SHORT PROBLEM: Return every record verbatim.

DATA RECORDS:
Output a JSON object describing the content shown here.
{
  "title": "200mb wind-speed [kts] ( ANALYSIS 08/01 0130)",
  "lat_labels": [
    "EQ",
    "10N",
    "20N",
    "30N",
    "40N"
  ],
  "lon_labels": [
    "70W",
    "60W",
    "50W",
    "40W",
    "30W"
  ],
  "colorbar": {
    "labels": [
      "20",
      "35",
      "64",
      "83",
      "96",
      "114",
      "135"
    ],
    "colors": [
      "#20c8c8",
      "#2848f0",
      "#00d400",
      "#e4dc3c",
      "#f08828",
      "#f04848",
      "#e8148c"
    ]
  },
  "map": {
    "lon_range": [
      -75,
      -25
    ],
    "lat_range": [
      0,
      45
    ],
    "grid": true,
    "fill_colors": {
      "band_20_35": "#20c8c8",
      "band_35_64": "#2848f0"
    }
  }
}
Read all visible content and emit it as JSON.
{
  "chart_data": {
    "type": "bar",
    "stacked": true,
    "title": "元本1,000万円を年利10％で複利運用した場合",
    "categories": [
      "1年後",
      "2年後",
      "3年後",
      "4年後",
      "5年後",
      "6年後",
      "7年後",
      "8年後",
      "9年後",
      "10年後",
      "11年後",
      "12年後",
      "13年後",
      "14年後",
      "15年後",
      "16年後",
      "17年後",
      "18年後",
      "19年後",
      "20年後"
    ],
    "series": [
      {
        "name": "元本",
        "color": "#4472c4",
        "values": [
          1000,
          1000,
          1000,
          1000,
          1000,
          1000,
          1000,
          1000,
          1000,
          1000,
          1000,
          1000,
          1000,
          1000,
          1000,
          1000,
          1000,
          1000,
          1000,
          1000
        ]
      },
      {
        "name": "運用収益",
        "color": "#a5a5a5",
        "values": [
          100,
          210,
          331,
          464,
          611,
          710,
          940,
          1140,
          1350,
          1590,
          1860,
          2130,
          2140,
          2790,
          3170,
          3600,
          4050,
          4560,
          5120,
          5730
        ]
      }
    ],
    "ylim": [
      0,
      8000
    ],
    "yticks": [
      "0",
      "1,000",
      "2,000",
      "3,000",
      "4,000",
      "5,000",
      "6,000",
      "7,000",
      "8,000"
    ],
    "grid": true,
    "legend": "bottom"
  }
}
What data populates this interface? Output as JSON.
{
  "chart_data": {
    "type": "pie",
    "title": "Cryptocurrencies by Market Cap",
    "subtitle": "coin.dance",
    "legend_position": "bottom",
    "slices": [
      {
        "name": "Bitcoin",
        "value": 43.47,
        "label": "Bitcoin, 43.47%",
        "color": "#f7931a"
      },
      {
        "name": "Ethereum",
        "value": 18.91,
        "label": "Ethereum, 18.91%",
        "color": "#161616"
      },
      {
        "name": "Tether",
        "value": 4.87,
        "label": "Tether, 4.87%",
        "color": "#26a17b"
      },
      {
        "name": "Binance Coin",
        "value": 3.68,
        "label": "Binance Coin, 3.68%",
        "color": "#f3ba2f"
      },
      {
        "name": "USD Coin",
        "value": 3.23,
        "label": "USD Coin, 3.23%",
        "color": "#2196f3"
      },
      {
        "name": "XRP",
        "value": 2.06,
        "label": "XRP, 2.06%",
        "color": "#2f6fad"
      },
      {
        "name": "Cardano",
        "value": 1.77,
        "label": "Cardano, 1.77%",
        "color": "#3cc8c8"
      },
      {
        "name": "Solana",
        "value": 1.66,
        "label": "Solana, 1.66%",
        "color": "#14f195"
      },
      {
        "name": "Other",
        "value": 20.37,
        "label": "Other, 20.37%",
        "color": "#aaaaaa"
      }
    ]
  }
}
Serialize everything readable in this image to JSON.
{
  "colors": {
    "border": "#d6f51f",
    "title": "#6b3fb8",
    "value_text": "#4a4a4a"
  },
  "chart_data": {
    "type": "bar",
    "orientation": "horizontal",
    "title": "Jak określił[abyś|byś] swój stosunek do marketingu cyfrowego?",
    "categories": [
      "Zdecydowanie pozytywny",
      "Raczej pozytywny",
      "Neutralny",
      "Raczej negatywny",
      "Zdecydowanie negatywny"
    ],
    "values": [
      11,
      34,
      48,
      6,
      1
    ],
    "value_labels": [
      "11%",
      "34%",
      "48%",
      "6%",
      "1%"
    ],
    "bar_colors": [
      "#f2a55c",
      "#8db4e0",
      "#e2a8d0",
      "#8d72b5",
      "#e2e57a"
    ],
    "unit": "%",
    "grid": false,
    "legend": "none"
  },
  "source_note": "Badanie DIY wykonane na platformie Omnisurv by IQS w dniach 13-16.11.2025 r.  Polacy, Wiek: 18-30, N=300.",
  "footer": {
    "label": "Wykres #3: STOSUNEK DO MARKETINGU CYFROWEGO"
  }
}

REPLY:
Output a JSON object describing the content shown here.
{
  "title": "200mb wind-speed [kts] ( ANALYSIS 08/01 0130)",
  "lat_labels": [
    "EQ",
    "10N",
    "20N",
    "30N",
    "40N"
  ],
  "lon_labels": [
    "70W",
    "60W",
    "50W",
    "40W",
    "30W"
  ],
  "colorbar": {
    "labels": [
      "20",
      "35",
      "64",
      "83",
      "96",
      "114",
      "135"
    ],
    "colors": [
      "#20c8c8",
      "#2848f0",
      "#00d400",
      "#e4dc3c",
      "#f08828",
      "#f04848",
      "#e8148c"
    ]
  },
  "map": {
    "lon_range": [
      -75,
      -25
    ],
    "lat_range": [
      0,
      45
    ],
    "grid": true,
    "fill_colors": {
      "band_20_35": "#20c8c8",
      "band_35_64": "#2848f0"
    }
  }
}
Read all visible content and emit it as JSON.
{
  "chart_data": {
    "type": "bar",
    "stacked": true,
    "title": "元本1,000万円を年利10％で複利運用した場合",
    "categories": [
      "1年後",
      "2年後",
      "3年後",
      "4年後",
      "5年後",
      "6年後",
      "7年後",
      "8年後",
      "9年後",
      "10年後",
      "11年後",
      "12年後",
      "13年後",
      "14年後",
      "15年後",
      "16年後",
      "17年後",
      "18年後",
      "19年後",
      "20年後"
    ],
    "series": [
      {
        "name": "元本",
        "color": "#4472c4",
        "values": [
          1000,
          1000,
          1000,
          1000,
          1000,
          1000,
          1000,
          1000,
          1000,
          1000,
          1000,
          1000,
          1000,
          1000,
          1000,
          1000,
          1000,
          1000,
          1000,
          1000
        ]
      },
      {
        "name": "運用収益",
        "color": "#a5a5a5",
        "values": [
          100,
          210,
          331,
          464,
          611,
          710,
          940,
          1140,
          1350,
          1590,
          1860,
          2130,
          2140,
          2790,
          3170,
          3600,
          4050,
          4560,
          5120,
          5730
        ]
      }
    ],
    "ylim": [
      0,
      8000
    ],
    "yticks": [
      "0",
      "1,000",
      "2,000",
      "3,000",
      "4,000",
      "5,000",
      "6,000",
      "7,000",
      "8,000"
    ],
    "grid": true,
    "legend": "bottom"
  }
}
What data populates this interface? Output as JSON.
{
  "chart_data": {
    "type": "pie",
    "title": "Cryptocurrencies by Market Cap",
    "subtitle": "coin.dance",
    "legend_position": "bottom",
    "slices": [
      {
        "name": "Bitcoin",
        "value": 43.47,
        "label": "Bitcoin, 43.47%",
        "color": "#f7931a"
      },
      {
        "name": "Ethereum",
        "value": 18.91,
        "label": "Ethereum, 18.91%",
        "color": "#161616"
      },
      {
        "name": "Tether",
        "value": 4.87,
        "label": "Tether, 4.87%",
        "color": "#26a17b"
      },
      {
        "name": "Binance Coin",
        "value": 3.68,
        "label": "Binance Coin, 3.68%",
        "color": "#f3ba2f"
      },
      {
        "name": "USD Coin",
        "value": 3.23,
        "label": "USD Coin, 3.23%",
        "color": "#2196f3"
      },
      {
        "name": "XRP",
        "value": 2.06,
        "label": "XRP, 2.06%",
        "color": "#2f6fad"
      },
      {
        "name": "Cardano",
        "value": 1.77,
        "label": "Cardano, 1.77%",
        "color": "#3cc8c8"
      },
      {
        "name": "Solana",
        "value": 1.66,
        "label": "Solana, 1.66%",
        "color": "#14f195"
      },
      {
        "name": "Other",
        "value": 20.37,
        "label": "Other, 20.37%",
        "color": "#aaaaaa"
      }
    ]
  }
}
Serialize everything readable in this image to JSON.
{
  "colors": {
    "border": "#d6f51f",
    "title": "#6b3fb8",
    "value_text": "#4a4a4a"
  },
  "chart_data": {
    "type": "bar",
    "orientation": "horizontal",
    "title": "Jak określił[abyś|byś] swój stosunek do marketingu cyfrowego?",
    "categories": [
      "Zdecydowanie pozytywny",
      "Raczej pozytywny",
      "Neutralny",
      "Raczej negatywny",
      "Zdecydowanie negatywny"
    ],
    "values": [
      11,
      34,
      48,
      6,
      1
    ],
    "value_labels": [
      "11%",
      "34%",
      "48%",
      "6%",
      "1%"
    ],
    "bar_colors": [
      "#f2a55c",
      "#8db4e0",
      "#e2a8d0",
      "#8d72b5",
      "#e2e57a"
    ],
    "unit": "%",
    "grid": false,
    "legend": "none"
  },
  "source_note": "Badanie DIY wykonane na platformie Omnisurv by IQS w dniach 13-16.11.2025 r.  Polacy, Wiek: 18-30, N=300.",
  "footer": {
    "label": "Wykres #3: STOSUNEK DO MARKETINGU CYFROWEGO"
  }
}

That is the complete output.